[Task prompt]: Reproduce all the lines below exactly and omit the images.

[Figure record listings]
------------

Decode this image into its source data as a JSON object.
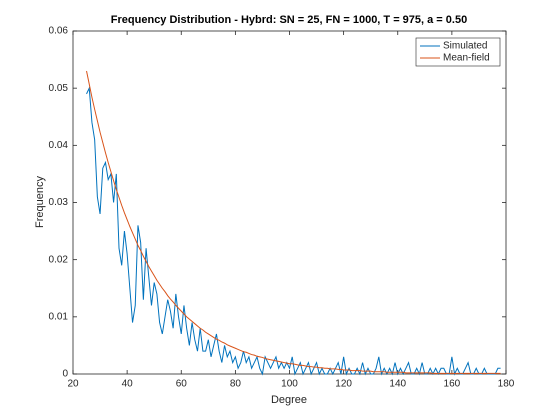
{
  "chart_data": {
    "type": "line",
    "title": "Frequency Distribution - Hybrd: SN = 25, FN = 1000, T = 975, a = 0.50",
    "xlabel": "Degree",
    "ylabel": "Frequency",
    "xlim": [
      20,
      180
    ],
    "xticks": [
      20,
      40,
      60,
      80,
      100,
      120,
      140,
      160,
      180
    ],
    "ylim": [
      0,
      0.06
    ],
    "yticks": [
      0,
      0.01,
      0.02,
      0.03,
      0.04,
      0.05,
      0.06
    ],
    "legend": "top-right",
    "grid": false,
    "x": [
      25,
      26,
      27,
      28,
      29,
      30,
      31,
      32,
      33,
      34,
      35,
      36,
      37,
      38,
      39,
      40,
      41,
      42,
      43,
      44,
      45,
      46,
      47,
      48,
      49,
      50,
      51,
      52,
      53,
      54,
      55,
      56,
      57,
      58,
      59,
      60,
      61,
      62,
      63,
      64,
      65,
      66,
      67,
      68,
      69,
      70,
      71,
      72,
      73,
      74,
      75,
      76,
      77,
      78,
      79,
      80,
      81,
      82,
      83,
      84,
      85,
      86,
      87,
      88,
      89,
      90,
      91,
      92,
      93,
      94,
      95,
      96,
      97,
      98,
      99,
      100,
      101,
      102,
      103,
      104,
      105,
      106,
      107,
      108,
      109,
      110,
      111,
      112,
      113,
      114,
      115,
      116,
      117,
      118,
      119,
      120,
      121,
      122,
      123,
      124,
      125,
      126,
      127,
      128,
      129,
      130,
      131,
      132,
      133,
      134,
      135,
      136,
      137,
      138,
      139,
      140,
      141,
      142,
      143,
      144,
      145,
      146,
      147,
      148,
      149,
      150,
      151,
      152,
      153,
      154,
      155,
      156,
      157,
      158,
      159,
      160,
      161,
      162,
      163,
      164,
      165,
      166,
      167,
      168,
      169,
      170,
      171,
      172,
      173,
      174,
      175,
      176,
      177,
      178
    ],
    "series": [
      {
        "name": "Simulated",
        "color": "#0072bd",
        "values": [
          0.049,
          0.05,
          0.044,
          0.041,
          0.031,
          0.028,
          0.036,
          0.037,
          0.034,
          0.035,
          0.03,
          0.035,
          0.022,
          0.019,
          0.025,
          0.021,
          0.015,
          0.009,
          0.012,
          0.026,
          0.023,
          0.013,
          0.022,
          0.017,
          0.012,
          0.016,
          0.014,
          0.009,
          0.007,
          0.01,
          0.013,
          0.011,
          0.008,
          0.014,
          0.01,
          0.007,
          0.012,
          0.008,
          0.005,
          0.009,
          0.006,
          0.004,
          0.008,
          0.004,
          0.004,
          0.006,
          0.003,
          0.005,
          0.007,
          0.004,
          0.002,
          0.005,
          0.003,
          0.004,
          0.002,
          0.003,
          0.001,
          0.002,
          0.004,
          0.002,
          0.003,
          0.001,
          0.002,
          0.003,
          0.001,
          0,
          0.003,
          0.002,
          0.001,
          0.002,
          0.003,
          0.001,
          0.002,
          0.001,
          0.002,
          0.001,
          0.003,
          0,
          0.001,
          0.002,
          0,
          0.001,
          0.002,
          0,
          0.001,
          0.002,
          0,
          0.001,
          0,
          0,
          0.001,
          0,
          0.001,
          0.002,
          0,
          0.003,
          0,
          0.001,
          0,
          0,
          0.001,
          0,
          0.002,
          0,
          0.001,
          0,
          0,
          0.001,
          0.003,
          0,
          0.001,
          0,
          0.001,
          0,
          0.002,
          0,
          0.001,
          0,
          0.001,
          0.002,
          0,
          0,
          0.001,
          0,
          0.002,
          0,
          0,
          0.001,
          0,
          0.001,
          0,
          0.001,
          0.001,
          0,
          0,
          0.003,
          0,
          0.001,
          0,
          0,
          0.001,
          0.002,
          0,
          0,
          0.001,
          0,
          0,
          0.001,
          0,
          0,
          0,
          0,
          0.001,
          0.001
        ]
      },
      {
        "name": "Mean-field",
        "color": "#d95319",
        "values": [
          0.053,
          0.0507,
          0.0484,
          0.0463,
          0.0443,
          0.0423,
          0.0405,
          0.0387,
          0.037,
          0.0354,
          0.0338,
          0.0323,
          0.0309,
          0.0295,
          0.0282,
          0.027,
          0.0258,
          0.0247,
          0.0236,
          0.0225,
          0.0216,
          0.0206,
          0.0197,
          0.0188,
          0.018,
          0.0172,
          0.0164,
          0.0157,
          0.015,
          0.0144,
          0.0137,
          0.0131,
          0.0126,
          0.012,
          0.0115,
          0.011,
          0.0105,
          0.01,
          0.0096,
          0.0092,
          0.0088,
          0.0084,
          0.008,
          0.0077,
          0.0073,
          0.007,
          0.0067,
          0.0064,
          0.0061,
          0.0059,
          0.0056,
          0.0054,
          0.0051,
          0.0049,
          0.0047,
          0.0045,
          0.0043,
          0.0041,
          0.0039,
          0.0038,
          0.0036,
          0.0034,
          0.0033,
          0.0031,
          0.003,
          0.0029,
          0.0027,
          0.0026,
          0.0025,
          0.0024,
          0.0023,
          0.0022,
          0.0021,
          0.002,
          0.0019,
          0.0018,
          0.0018,
          0.0017,
          0.0016,
          0.0015,
          0.0015,
          0.0014,
          0.0013,
          0.0013,
          0.0012,
          0.0012,
          0.0011,
          0.0011,
          0.001,
          0.001,
          0.0009,
          0.0009,
          0.0009,
          0.0008,
          0.0008,
          0.0007,
          0.0007,
          0.0007,
          0.0006,
          0.0006,
          0.0006,
          0.0006,
          0.0005,
          0.0005,
          0.0005,
          0.0005,
          0.0004,
          0.0004,
          0.0004,
          0.0004,
          0.0004,
          0.0003,
          0.0003,
          0.0003,
          0.0003,
          0.0003,
          0.0003,
          0.0003,
          0.0002,
          0.0002,
          0.0002,
          0.0002,
          0.0002,
          0.0002,
          0.0002,
          0.0002,
          0.0002,
          0.0002,
          0.0001,
          0.0001,
          0.0001,
          0.0001,
          0.0001,
          0.0001,
          0.0001,
          0.0001,
          0.0001,
          0.0001,
          0.0001,
          0.0001,
          0.0001,
          0.0001,
          0.0001,
          0.0001,
          0.0001,
          0.0001,
          0.0001,
          0.0001,
          0.0001,
          0.0001,
          0.0001,
          0.0001,
          0.0001,
          0.0001
        ]
      }
    ]
  }
}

------------

[Task response]:
Decode this image into its source data as a JSON object.
{
  "chart_data": {
    "type": "line",
    "title": "Frequency Distribution - Hybrd: SN = 25, FN = 1000, T = 975, a = 0.50",
    "xlabel": "Degree",
    "ylabel": "Frequency",
    "xlim": [
      20,
      180
    ],
    "xticks": [
      20,
      40,
      60,
      80,
      100,
      120,
      140,
      160,
      180
    ],
    "ylim": [
      0,
      0.06
    ],
    "yticks": [
      0,
      0.01,
      0.02,
      0.03,
      0.04,
      0.05,
      0.06
    ],
    "legend": "top-right",
    "grid": false,
    "x": [
      25,
      26,
      27,
      28,
      29,
      30,
      31,
      32,
      33,
      34,
      35,
      36,
      37,
      38,
      39,
      40,
      41,
      42,
      43,
      44,
      45,
      46,
      47,
      48,
      49,
      50,
      51,
      52,
      53,
      54,
      55,
      56,
      57,
      58,
      59,
      60,
      61,
      62,
      63,
      64,
      65,
      66,
      67,
      68,
      69,
      70,
      71,
      72,
      73,
      74,
      75,
      76,
      77,
      78,
      79,
      80,
      81,
      82,
      83,
      84,
      85,
      86,
      87,
      88,
      89,
      90,
      91,
      92,
      93,
      94,
      95,
      96,
      97,
      98,
      99,
      100,
      101,
      102,
      103,
      104,
      105,
      106,
      107,
      108,
      109,
      110,
      111,
      112,
      113,
      114,
      115,
      116,
      117,
      118,
      119,
      120,
      121,
      122,
      123,
      124,
      125,
      126,
      127,
      128,
      129,
      130,
      131,
      132,
      133,
      134,
      135,
      136,
      137,
      138,
      139,
      140,
      141,
      142,
      143,
      144,
      145,
      146,
      147,
      148,
      149,
      150,
      151,
      152,
      153,
      154,
      155,
      156,
      157,
      158,
      159,
      160,
      161,
      162,
      163,
      164,
      165,
      166,
      167,
      168,
      169,
      170,
      171,
      172,
      173,
      174,
      175,
      176,
      177,
      178
    ],
    "series": [
      {
        "name": "Simulated",
        "color": "#0072bd",
        "values": [
          0.049,
          0.05,
          0.044,
          0.041,
          0.031,
          0.028,
          0.036,
          0.037,
          0.034,
          0.035,
          0.03,
          0.035,
          0.022,
          0.019,
          0.025,
          0.021,
          0.015,
          0.009,
          0.012,
          0.026,
          0.023,
          0.013,
          0.022,
          0.017,
          0.012,
          0.016,
          0.014,
          0.009,
          0.007,
          0.01,
          0.013,
          0.011,
          0.008,
          0.014,
          0.01,
          0.007,
          0.012,
          0.008,
          0.005,
          0.009,
          0.006,
          0.004,
          0.008,
          0.004,
          0.004,
          0.006,
          0.003,
          0.005,
          0.007,
          0.004,
          0.002,
          0.005,
          0.003,
          0.004,
          0.002,
          0.003,
          0.001,
          0.002,
          0.004,
          0.002,
          0.003,
          0.001,
          0.002,
          0.003,
          0.001,
          0,
          0.003,
          0.002,
          0.001,
          0.002,
          0.003,
          0.001,
          0.002,
          0.001,
          0.002,
          0.001,
          0.003,
          0,
          0.001,
          0.002,
          0,
          0.001,
          0.002,
          0,
          0.001,
          0.002,
          0,
          0.001,
          0,
          0,
          0.001,
          0,
          0.001,
          0.002,
          0,
          0.003,
          0,
          0.001,
          0,
          0,
          0.001,
          0,
          0.002,
          0,
          0.001,
          0,
          0,
          0.001,
          0.003,
          0,
          0.001,
          0,
          0.001,
          0,
          0.002,
          0,
          0.001,
          0,
          0.001,
          0.002,
          0,
          0,
          0.001,
          0,
          0.002,
          0,
          0,
          0.001,
          0,
          0.001,
          0,
          0.001,
          0.001,
          0,
          0,
          0.003,
          0,
          0.001,
          0,
          0,
          0.001,
          0.002,
          0,
          0,
          0.001,
          0,
          0,
          0.001,
          0,
          0,
          0,
          0,
          0.001,
          0.001
        ]
      },
      {
        "name": "Mean-field",
        "color": "#d95319",
        "values": [
          0.053,
          0.0507,
          0.0484,
          0.0463,
          0.0443,
          0.0423,
          0.0405,
          0.0387,
          0.037,
          0.0354,
          0.0338,
          0.0323,
          0.0309,
          0.0295,
          0.0282,
          0.027,
          0.0258,
          0.0247,
          0.0236,
          0.0225,
          0.0216,
          0.0206,
          0.0197,
          0.0188,
          0.018,
          0.0172,
          0.0164,
          0.0157,
          0.015,
          0.0144,
          0.0137,
          0.0131,
          0.0126,
          0.012,
          0.0115,
          0.011,
          0.0105,
          0.01,
          0.0096,
          0.0092,
          0.0088,
          0.0084,
          0.008,
          0.0077,
          0.0073,
          0.007,
          0.0067,
          0.0064,
          0.0061,
          0.0059,
          0.0056,
          0.0054,
          0.0051,
          0.0049,
          0.0047,
          0.0045,
          0.0043,
          0.0041,
          0.0039,
          0.0038,
          0.0036,
          0.0034,
          0.0033,
          0.0031,
          0.003,
          0.0029,
          0.0027,
          0.0026,
          0.0025,
          0.0024,
          0.0023,
          0.0022,
          0.0021,
          0.002,
          0.0019,
          0.0018,
          0.0018,
          0.0017,
          0.0016,
          0.0015,
          0.0015,
          0.0014,
          0.0013,
          0.0013,
          0.0012,
          0.0012,
          0.0011,
          0.0011,
          0.001,
          0.001,
          0.0009,
          0.0009,
          0.0009,
          0.0008,
          0.0008,
          0.0007,
          0.0007,
          0.0007,
          0.0006,
          0.0006,
          0.0006,
          0.0006,
          0.0005,
          0.0005,
          0.0005,
          0.0005,
          0.0004,
          0.0004,
          0.0004,
          0.0004,
          0.0004,
          0.0003,
          0.0003,
          0.0003,
          0.0003,
          0.0003,
          0.0003,
          0.0003,
          0.0002,
          0.0002,
          0.0002,
          0.0002,
          0.0002,
          0.0002,
          0.0002,
          0.0002,
          0.0002,
          0.0002,
          0.0001,
          0.0001,
          0.0001,
          0.0001,
          0.0001,
          0.0001,
          0.0001,
          0.0001,
          0.0001,
          0.0001,
          0.0001,
          0.0001,
          0.0001,
          0.0001,
          0.0001,
          0.0001,
          0.0001,
          0.0001,
          0.0001,
          0.0001,
          0.0001,
          0.0001,
          0.0001,
          0.0001,
          0.0001,
          0.0001
        ]
      }
    ]
  }
}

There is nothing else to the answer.